**WHAT IS REQUIRED**
Look through the entries for the string "Civile" and copy every line where it shows up.

**INPUT**
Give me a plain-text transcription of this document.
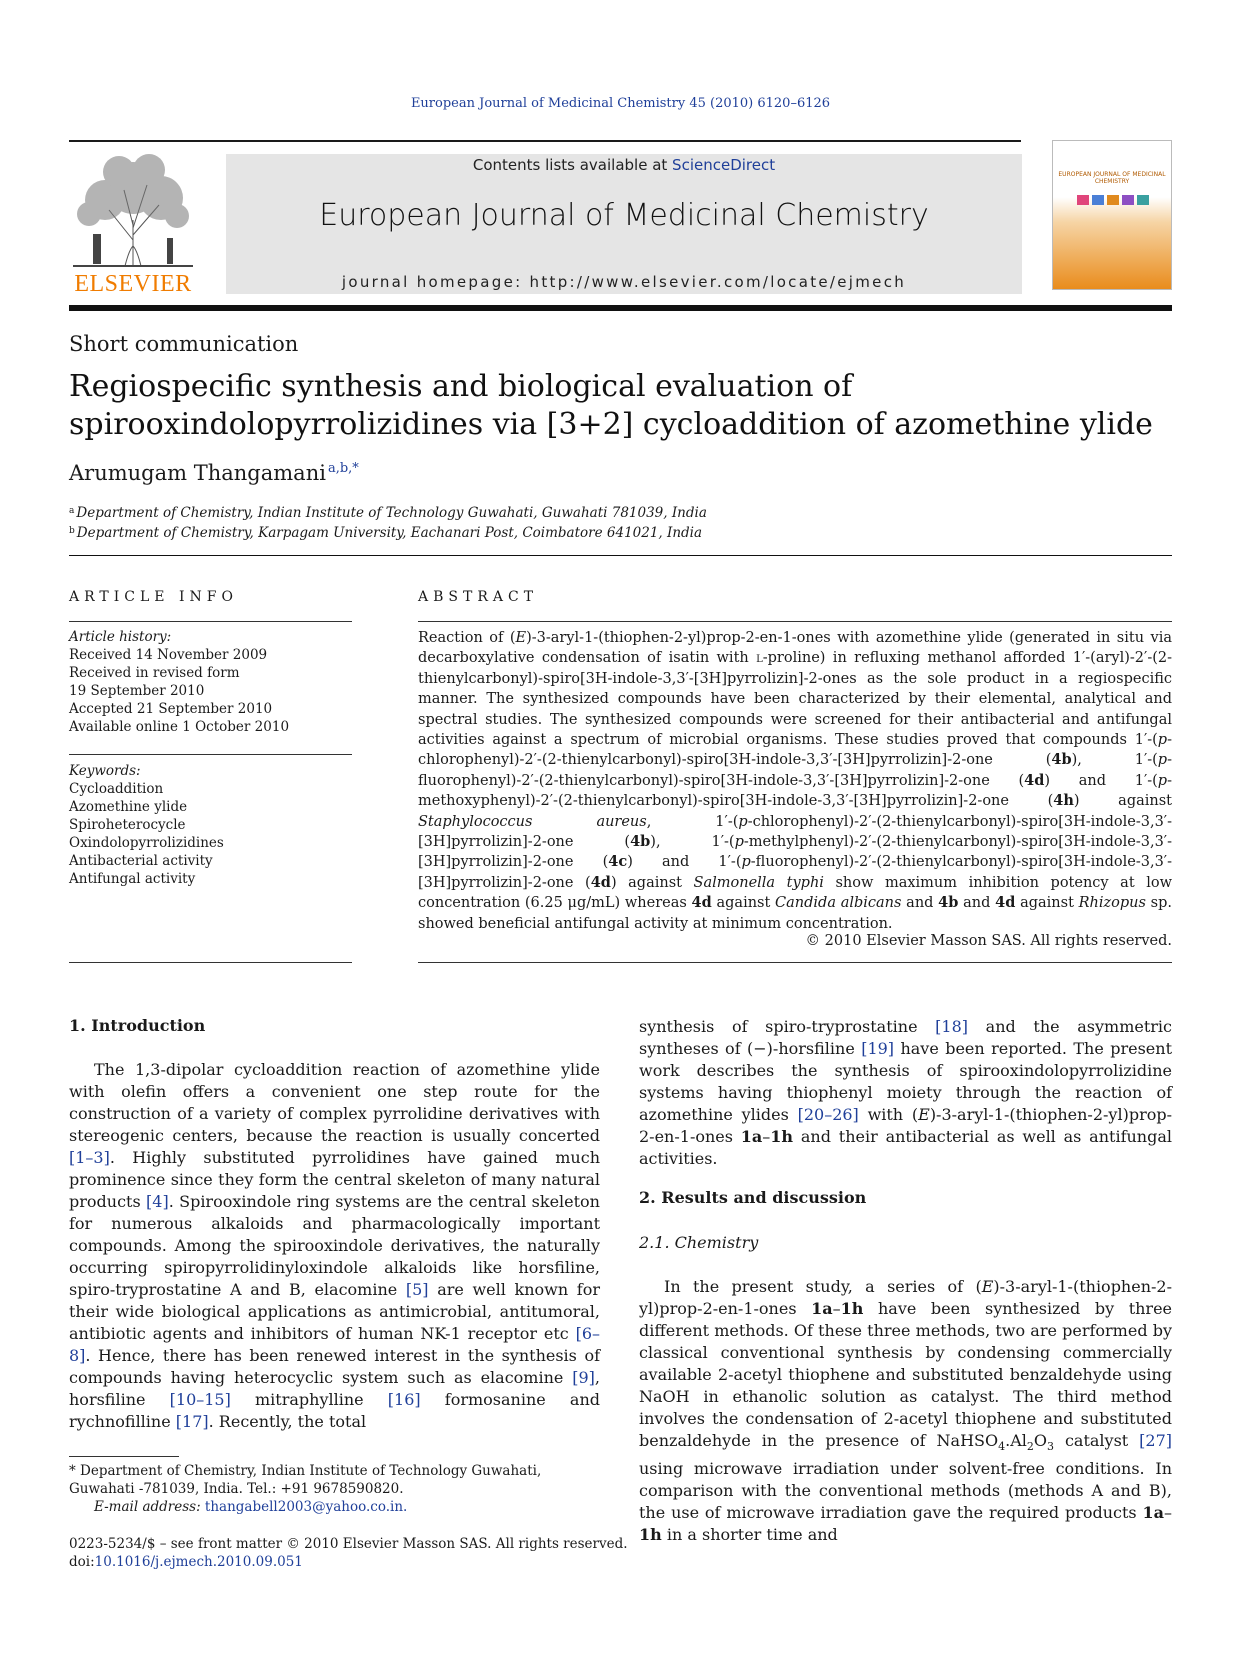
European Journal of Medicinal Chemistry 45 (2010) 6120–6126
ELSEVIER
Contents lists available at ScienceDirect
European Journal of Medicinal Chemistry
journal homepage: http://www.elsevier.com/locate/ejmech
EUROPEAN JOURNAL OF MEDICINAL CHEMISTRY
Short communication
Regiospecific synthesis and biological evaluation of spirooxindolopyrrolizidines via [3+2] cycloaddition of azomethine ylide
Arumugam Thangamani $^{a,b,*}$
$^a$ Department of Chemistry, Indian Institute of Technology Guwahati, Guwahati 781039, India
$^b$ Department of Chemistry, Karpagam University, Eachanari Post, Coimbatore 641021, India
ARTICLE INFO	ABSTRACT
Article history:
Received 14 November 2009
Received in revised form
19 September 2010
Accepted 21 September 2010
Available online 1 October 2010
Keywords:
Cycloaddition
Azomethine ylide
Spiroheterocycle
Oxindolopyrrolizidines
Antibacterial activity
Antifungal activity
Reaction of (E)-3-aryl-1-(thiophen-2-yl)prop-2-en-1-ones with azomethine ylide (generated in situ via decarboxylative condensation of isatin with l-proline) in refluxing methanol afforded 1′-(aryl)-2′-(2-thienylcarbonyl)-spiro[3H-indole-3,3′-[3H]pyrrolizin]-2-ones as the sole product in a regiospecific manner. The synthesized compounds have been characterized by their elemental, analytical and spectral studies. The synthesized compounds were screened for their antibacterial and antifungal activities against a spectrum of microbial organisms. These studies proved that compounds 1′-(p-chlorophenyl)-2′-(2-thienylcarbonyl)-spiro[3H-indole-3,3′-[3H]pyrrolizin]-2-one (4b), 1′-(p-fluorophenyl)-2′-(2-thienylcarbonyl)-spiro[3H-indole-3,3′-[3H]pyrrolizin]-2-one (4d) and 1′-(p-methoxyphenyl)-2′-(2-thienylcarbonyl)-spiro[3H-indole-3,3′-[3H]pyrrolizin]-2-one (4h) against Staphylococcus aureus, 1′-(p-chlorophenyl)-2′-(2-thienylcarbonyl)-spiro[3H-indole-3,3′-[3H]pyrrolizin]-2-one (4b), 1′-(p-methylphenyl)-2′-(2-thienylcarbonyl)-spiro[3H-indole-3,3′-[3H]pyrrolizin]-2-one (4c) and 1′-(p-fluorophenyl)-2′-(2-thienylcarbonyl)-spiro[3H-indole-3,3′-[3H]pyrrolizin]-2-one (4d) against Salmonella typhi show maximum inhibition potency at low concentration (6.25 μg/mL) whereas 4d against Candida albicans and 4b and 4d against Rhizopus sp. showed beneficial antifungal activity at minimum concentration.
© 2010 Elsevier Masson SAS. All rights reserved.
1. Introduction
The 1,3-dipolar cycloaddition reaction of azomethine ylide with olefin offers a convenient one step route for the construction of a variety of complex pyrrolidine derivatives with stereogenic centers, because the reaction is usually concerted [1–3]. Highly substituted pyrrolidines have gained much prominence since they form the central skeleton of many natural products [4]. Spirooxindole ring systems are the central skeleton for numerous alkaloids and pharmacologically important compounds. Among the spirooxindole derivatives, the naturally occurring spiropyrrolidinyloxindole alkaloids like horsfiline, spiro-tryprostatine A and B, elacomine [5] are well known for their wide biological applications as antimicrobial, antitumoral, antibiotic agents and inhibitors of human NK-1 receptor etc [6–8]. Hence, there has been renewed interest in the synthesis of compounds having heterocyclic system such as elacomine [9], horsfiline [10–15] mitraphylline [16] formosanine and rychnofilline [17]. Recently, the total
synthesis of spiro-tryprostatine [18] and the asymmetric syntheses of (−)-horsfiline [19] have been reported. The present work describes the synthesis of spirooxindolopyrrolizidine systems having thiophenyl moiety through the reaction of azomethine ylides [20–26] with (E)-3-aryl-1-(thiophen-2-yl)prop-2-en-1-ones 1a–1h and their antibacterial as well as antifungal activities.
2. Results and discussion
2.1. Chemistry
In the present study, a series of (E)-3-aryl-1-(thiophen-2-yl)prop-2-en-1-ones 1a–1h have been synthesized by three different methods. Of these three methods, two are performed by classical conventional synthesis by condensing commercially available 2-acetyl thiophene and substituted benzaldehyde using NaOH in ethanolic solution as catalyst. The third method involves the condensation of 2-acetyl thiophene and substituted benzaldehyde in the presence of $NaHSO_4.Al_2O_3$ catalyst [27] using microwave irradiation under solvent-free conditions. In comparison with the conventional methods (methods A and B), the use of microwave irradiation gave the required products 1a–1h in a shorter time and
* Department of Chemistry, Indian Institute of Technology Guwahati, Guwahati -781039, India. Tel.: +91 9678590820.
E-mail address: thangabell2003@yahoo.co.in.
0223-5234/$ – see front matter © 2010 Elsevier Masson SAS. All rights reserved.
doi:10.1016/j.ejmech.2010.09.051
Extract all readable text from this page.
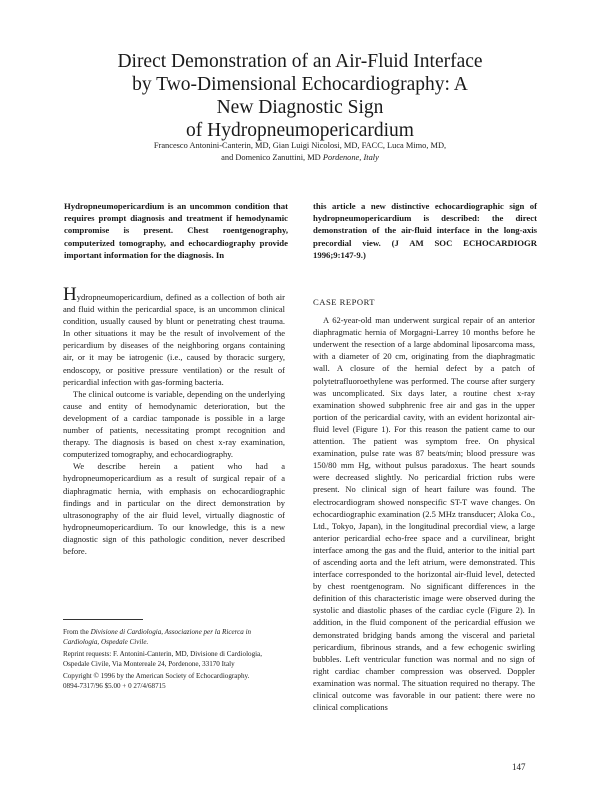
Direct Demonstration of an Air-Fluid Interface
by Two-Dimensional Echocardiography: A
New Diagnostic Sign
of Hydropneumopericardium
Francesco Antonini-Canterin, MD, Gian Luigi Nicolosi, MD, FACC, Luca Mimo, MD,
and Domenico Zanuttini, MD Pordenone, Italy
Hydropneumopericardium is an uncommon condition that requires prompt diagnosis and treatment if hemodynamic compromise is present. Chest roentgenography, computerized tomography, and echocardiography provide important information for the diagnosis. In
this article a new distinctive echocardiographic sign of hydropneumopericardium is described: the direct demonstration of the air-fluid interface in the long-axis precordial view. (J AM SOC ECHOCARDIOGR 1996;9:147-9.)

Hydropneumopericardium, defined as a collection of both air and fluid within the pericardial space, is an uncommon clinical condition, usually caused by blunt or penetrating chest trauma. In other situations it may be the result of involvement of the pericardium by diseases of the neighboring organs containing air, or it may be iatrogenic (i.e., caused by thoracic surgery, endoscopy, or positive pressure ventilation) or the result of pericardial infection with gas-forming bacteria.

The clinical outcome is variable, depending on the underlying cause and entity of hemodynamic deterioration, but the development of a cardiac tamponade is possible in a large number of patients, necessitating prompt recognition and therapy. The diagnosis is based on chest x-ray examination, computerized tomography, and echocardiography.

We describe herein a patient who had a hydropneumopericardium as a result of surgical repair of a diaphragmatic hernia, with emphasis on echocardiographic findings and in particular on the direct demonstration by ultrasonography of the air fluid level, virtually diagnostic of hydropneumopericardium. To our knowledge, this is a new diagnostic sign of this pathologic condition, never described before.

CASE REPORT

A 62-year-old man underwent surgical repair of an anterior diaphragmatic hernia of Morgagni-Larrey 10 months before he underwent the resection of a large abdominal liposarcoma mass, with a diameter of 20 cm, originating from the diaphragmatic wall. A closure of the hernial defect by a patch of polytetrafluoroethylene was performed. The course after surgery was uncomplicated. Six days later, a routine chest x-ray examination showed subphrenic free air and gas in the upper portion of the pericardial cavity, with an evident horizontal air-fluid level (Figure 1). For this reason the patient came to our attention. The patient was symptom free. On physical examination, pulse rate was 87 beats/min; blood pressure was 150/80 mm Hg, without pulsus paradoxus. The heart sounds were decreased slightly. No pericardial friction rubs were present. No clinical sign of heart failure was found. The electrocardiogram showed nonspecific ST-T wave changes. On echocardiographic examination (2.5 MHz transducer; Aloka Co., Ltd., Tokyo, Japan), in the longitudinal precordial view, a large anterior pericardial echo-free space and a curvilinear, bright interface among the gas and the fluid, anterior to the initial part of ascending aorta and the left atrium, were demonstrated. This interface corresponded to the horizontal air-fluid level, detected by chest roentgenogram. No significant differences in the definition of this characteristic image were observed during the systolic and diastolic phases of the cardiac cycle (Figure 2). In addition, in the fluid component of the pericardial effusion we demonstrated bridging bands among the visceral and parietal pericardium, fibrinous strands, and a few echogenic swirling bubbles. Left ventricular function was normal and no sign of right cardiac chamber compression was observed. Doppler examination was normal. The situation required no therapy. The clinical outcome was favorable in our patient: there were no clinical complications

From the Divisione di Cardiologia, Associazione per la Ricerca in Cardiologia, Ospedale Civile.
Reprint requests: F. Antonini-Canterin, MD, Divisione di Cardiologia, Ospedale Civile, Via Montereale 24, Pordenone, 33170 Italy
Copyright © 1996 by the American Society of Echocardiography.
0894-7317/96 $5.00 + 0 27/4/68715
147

**THE COMPLETED TASK**
From the Divisione di Cardiologia, Associazione per la Ricerca in Cardiologia, Ospedale Civile.
Reprint requests: F. Antonini-Canterin, MD, Divisione di Cardiologia, Ospedale Civile, Via Montereale 24, Pordenone, 33170 Italy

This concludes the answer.